>> start Material for this exercise

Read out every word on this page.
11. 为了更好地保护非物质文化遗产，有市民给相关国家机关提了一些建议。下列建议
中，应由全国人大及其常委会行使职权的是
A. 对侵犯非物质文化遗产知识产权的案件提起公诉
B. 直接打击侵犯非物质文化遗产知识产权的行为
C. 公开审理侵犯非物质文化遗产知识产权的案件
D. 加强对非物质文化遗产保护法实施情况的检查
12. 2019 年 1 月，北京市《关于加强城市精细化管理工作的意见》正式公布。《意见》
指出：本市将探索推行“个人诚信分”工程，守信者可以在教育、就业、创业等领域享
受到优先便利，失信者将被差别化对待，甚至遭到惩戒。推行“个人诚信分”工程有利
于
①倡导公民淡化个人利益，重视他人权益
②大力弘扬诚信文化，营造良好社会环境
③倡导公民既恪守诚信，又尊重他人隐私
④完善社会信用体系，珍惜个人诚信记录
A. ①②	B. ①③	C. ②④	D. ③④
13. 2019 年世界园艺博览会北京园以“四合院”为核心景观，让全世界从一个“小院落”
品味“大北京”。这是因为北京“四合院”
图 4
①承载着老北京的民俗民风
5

>> end Material for this exercise

(Description of the task):
Could you transcribe the records in full, exactly?

(Solved exercise):
Read out every word on this page.
11. 为了更好地保护非物质文化遗产，有市民给相关国家机关提了一些建议。下列建议
中，应由全国人大及其常委会行使职权的是
A. 对侵犯非物质文化遗产知识产权的案件提起公诉
B. 直接打击侵犯非物质文化遗产知识产权的行为
C. 公开审理侵犯非物质文化遗产知识产权的案件
D. 加强对非物质文化遗产保护法实施情况的检查
12. 2019 年 1 月，北京市《关于加强城市精细化管理工作的意见》正式公布。《意见》
指出：本市将探索推行“个人诚信分”工程，守信者可以在教育、就业、创业等领域享
受到优先便利，失信者将被差别化对待，甚至遭到惩戒。推行“个人诚信分”工程有利
于
①倡导公民淡化个人利益，重视他人权益
②大力弘扬诚信文化，营造良好社会环境
③倡导公民既恪守诚信，又尊重他人隐私
④完善社会信用体系，珍惜个人诚信记录
A. ①②	B. ①③	C. ②④	D. ③④
13. 2019 年世界园艺博览会北京园以“四合院”为核心景观，让全世界从一个“小院落”
品味“大北京”。这是因为北京“四合院”
图 4
①承载着老北京的民俗民风
5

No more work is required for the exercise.